__Request__
For the listing underneath, give the count of lines containing the string "post" and nothing further.

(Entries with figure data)
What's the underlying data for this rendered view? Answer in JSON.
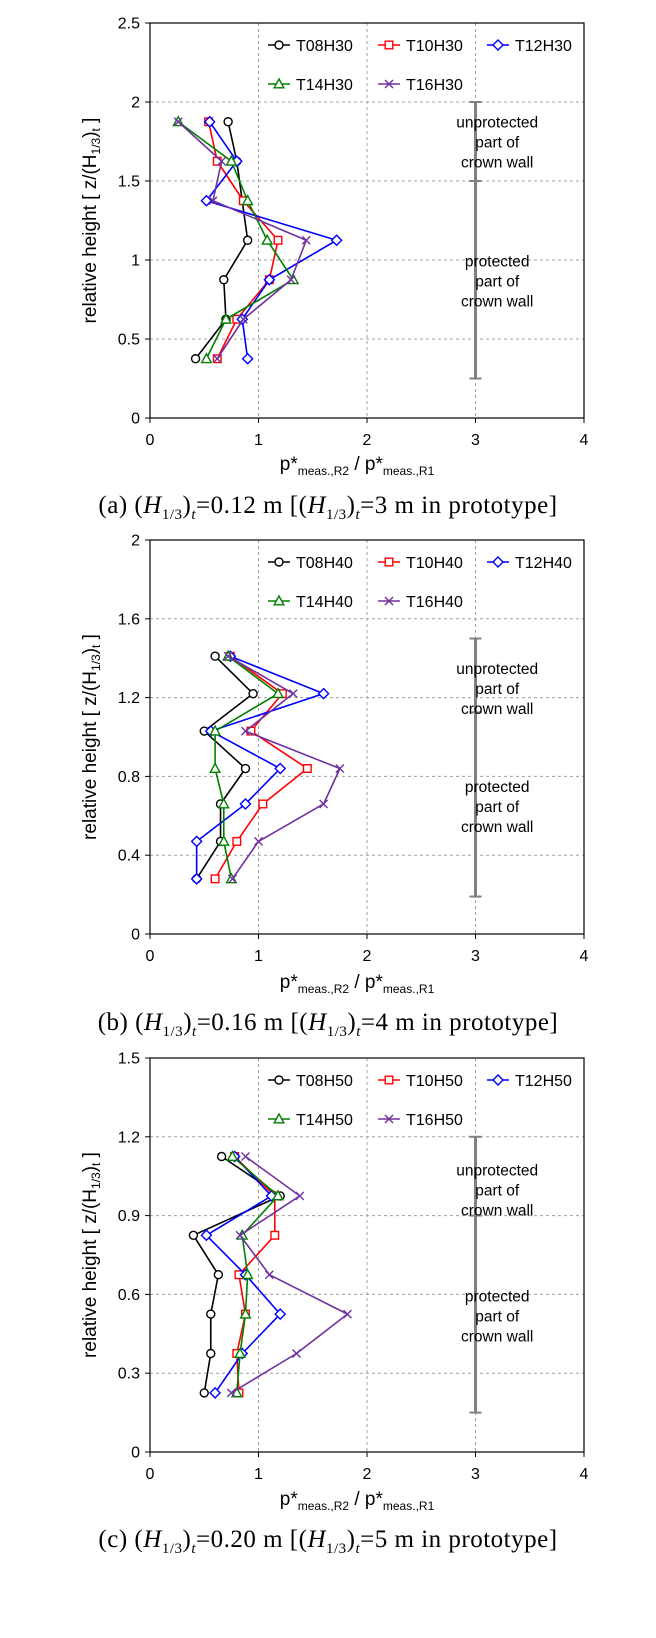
{
  "colors": {
    "T08": "#000000",
    "T10": "#ff0000",
    "T12": "#0000ff",
    "T14": "#008000",
    "T16": "#7030a0",
    "bracket": "#808080",
    "grid": "#a0a0a0"
  },
  "markers": {
    "T08": "circle",
    "T10": "square",
    "T12": "diamond",
    "T14": "triangle",
    "T16": "cross"
  },
  "common": {
    "ylabel_main": "relative height [ z/(H",
    "ylabel_sub": "1/3",
    "ylabel_tail": ")",
    "ylabel_t": "t",
    "ylabel_end": " ]",
    "xlabel_p": "p*",
    "xlabel_sub1": "meas.,R2",
    "xlabel_mid": " / p*",
    "xlabel_sub2": "meas.,R1",
    "annot_unprotected": [
      "unprotected",
      "part of",
      "crown wall"
    ],
    "annot_protected": [
      "protected",
      "part of",
      "crown wall"
    ]
  },
  "chart_data": [
    {
      "type": "line",
      "xlim": [
        0,
        4
      ],
      "ylim": [
        0,
        2.5
      ],
      "xticks": [
        "0",
        "1",
        "2",
        "3",
        "4"
      ],
      "yticks": [
        "0",
        "0.5",
        "1",
        "1.5",
        "2",
        "2.5"
      ],
      "ytick_values": [
        0,
        0.5,
        1,
        1.5,
        2,
        2.5
      ],
      "xtick_values": [
        0,
        1,
        2,
        3,
        4
      ],
      "grid": true,
      "legend_position": "top",
      "bracket": {
        "x": 3.0,
        "y_bottom": 0.25,
        "y_mid": 1.5,
        "y_top": 2.0
      },
      "annotation_centers": {
        "unprotected": 1.75,
        "protected": 0.87
      },
      "caption": {
        "pre": "(a) (",
        "H": "H",
        "sub": "1/3",
        "t": "t",
        "mid": "=0.12 m [(",
        "post": "=3 m in prototype]"
      },
      "series": [
        {
          "key": "T08",
          "name": "T08H30",
          "x": [
            0.72,
            0.8,
            0.9,
            0.68,
            0.7,
            0.42
          ],
          "y": [
            1.875,
            1.625,
            1.125,
            0.875,
            0.625,
            0.375
          ]
        },
        {
          "key": "T10",
          "name": "T10H30",
          "x": [
            0.54,
            0.62,
            0.86,
            1.18,
            1.1,
            0.8,
            0.62
          ],
          "y": [
            1.875,
            1.625,
            1.375,
            1.125,
            0.875,
            0.625,
            0.375
          ]
        },
        {
          "key": "T12",
          "name": "T12H30",
          "x": [
            0.55,
            0.8,
            0.52,
            1.72,
            1.1,
            0.85,
            0.9
          ],
          "y": [
            1.875,
            1.625,
            1.375,
            1.125,
            0.875,
            0.625,
            0.375
          ]
        },
        {
          "key": "T14",
          "name": "T14H30",
          "x": [
            0.26,
            0.75,
            0.9,
            1.08,
            1.32,
            0.7,
            0.52
          ],
          "y": [
            1.875,
            1.625,
            1.375,
            1.125,
            0.875,
            0.625,
            0.375
          ]
        },
        {
          "key": "T16",
          "name": "T16H30",
          "x": [
            0.26,
            0.66,
            0.58,
            1.44,
            1.3,
            0.86,
            0.62
          ],
          "y": [
            1.875,
            1.625,
            1.375,
            1.125,
            0.875,
            0.625,
            0.375
          ]
        }
      ]
    },
    {
      "type": "line",
      "xlim": [
        0,
        4
      ],
      "ylim": [
        0,
        2
      ],
      "xticks": [
        "0",
        "1",
        "2",
        "3",
        "4"
      ],
      "yticks": [
        "0",
        "0.4",
        "0.8",
        "1.2",
        "1.6",
        "2"
      ],
      "ytick_values": [
        0,
        0.4,
        0.8,
        1.2,
        1.6,
        2.0
      ],
      "xtick_values": [
        0,
        1,
        2,
        3,
        4
      ],
      "grid": true,
      "legend_position": "top",
      "bracket": {
        "x": 3.0,
        "y_bottom": 0.19,
        "y_mid": 1.125,
        "y_top": 1.5
      },
      "annotation_centers": {
        "unprotected": 1.25,
        "protected": 0.65
      },
      "caption": {
        "pre": "(b) (",
        "H": "H",
        "sub": "1/3",
        "t": "t",
        "mid": "=0.16 m [(",
        "post": "=4 m in prototype]"
      },
      "series": [
        {
          "key": "T08",
          "name": "T08H40",
          "x": [
            0.6,
            0.95,
            0.5,
            0.88,
            0.65,
            0.65,
            0.43
          ],
          "y": [
            1.41,
            1.22,
            1.03,
            0.84,
            0.66,
            0.47,
            0.28
          ]
        },
        {
          "key": "T10",
          "name": "T10H40",
          "x": [
            0.74,
            1.22,
            0.93,
            1.45,
            1.04,
            0.8,
            0.6
          ],
          "y": [
            1.41,
            1.22,
            1.03,
            0.84,
            0.66,
            0.47,
            0.28
          ]
        },
        {
          "key": "T12",
          "name": "T12H40",
          "x": [
            0.74,
            1.6,
            0.56,
            1.2,
            0.88,
            0.43,
            0.43
          ],
          "y": [
            1.41,
            1.22,
            1.03,
            0.84,
            0.66,
            0.47,
            0.28
          ]
        },
        {
          "key": "T14",
          "name": "T14H40",
          "x": [
            0.72,
            1.18,
            0.6,
            0.6,
            0.68,
            0.68,
            0.75
          ],
          "y": [
            1.41,
            1.22,
            1.03,
            0.84,
            0.66,
            0.47,
            0.28
          ]
        },
        {
          "key": "T16",
          "name": "T16H40",
          "x": [
            0.72,
            1.32,
            0.88,
            1.75,
            1.6,
            1.0,
            0.76
          ],
          "y": [
            1.41,
            1.22,
            1.03,
            0.84,
            0.66,
            0.47,
            0.28
          ]
        }
      ]
    },
    {
      "type": "line",
      "xlim": [
        0,
        4
      ],
      "ylim": [
        0,
        1.5
      ],
      "xticks": [
        "0",
        "1",
        "2",
        "3",
        "4"
      ],
      "yticks": [
        "0",
        "0.3",
        "0.6",
        "0.9",
        "1.2",
        "1.5"
      ],
      "ytick_values": [
        0,
        0.3,
        0.6,
        0.9,
        1.2,
        1.5
      ],
      "xtick_values": [
        0,
        1,
        2,
        3,
        4
      ],
      "grid": true,
      "legend_position": "top",
      "bracket": {
        "x": 3.0,
        "y_bottom": 0.15,
        "y_mid": 0.9,
        "y_top": 1.2
      },
      "annotation_centers": {
        "unprotected": 1.0,
        "protected": 0.52
      },
      "caption": {
        "pre": "(c) (",
        "H": "H",
        "sub": "1/3",
        "t": "t",
        "mid": "=0.20 m [(",
        "post": "=5 m in prototype]"
      },
      "series": [
        {
          "key": "T08",
          "name": "T08H50",
          "x": [
            0.66,
            1.2,
            0.4,
            0.63,
            0.56,
            0.56,
            0.5
          ],
          "y": [
            1.125,
            0.975,
            0.825,
            0.675,
            0.525,
            0.375,
            0.225
          ]
        },
        {
          "key": "T10",
          "name": "T10H50",
          "x": [
            0.78,
            1.15,
            1.15,
            0.82,
            0.88,
            0.8,
            0.82
          ],
          "y": [
            1.125,
            0.975,
            0.825,
            0.675,
            0.525,
            0.375,
            0.225
          ]
        },
        {
          "key": "T12",
          "name": "T12H50",
          "x": [
            0.78,
            1.12,
            0.52,
            0.88,
            1.2,
            0.85,
            0.6
          ],
          "y": [
            1.125,
            0.975,
            0.825,
            0.675,
            0.525,
            0.375,
            0.225
          ]
        },
        {
          "key": "T14",
          "name": "T14H50",
          "x": [
            0.76,
            1.18,
            0.85,
            0.9,
            0.88,
            0.83,
            0.8
          ],
          "y": [
            1.125,
            0.975,
            0.825,
            0.675,
            0.525,
            0.375,
            0.225
          ]
        },
        {
          "key": "T16",
          "name": "T16H50",
          "x": [
            0.88,
            1.38,
            0.83,
            1.1,
            1.82,
            1.35,
            0.75
          ],
          "y": [
            1.125,
            0.975,
            0.825,
            0.675,
            0.525,
            0.375,
            0.225
          ]
        }
      ]
    }
  ]
}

__Problem solution__
3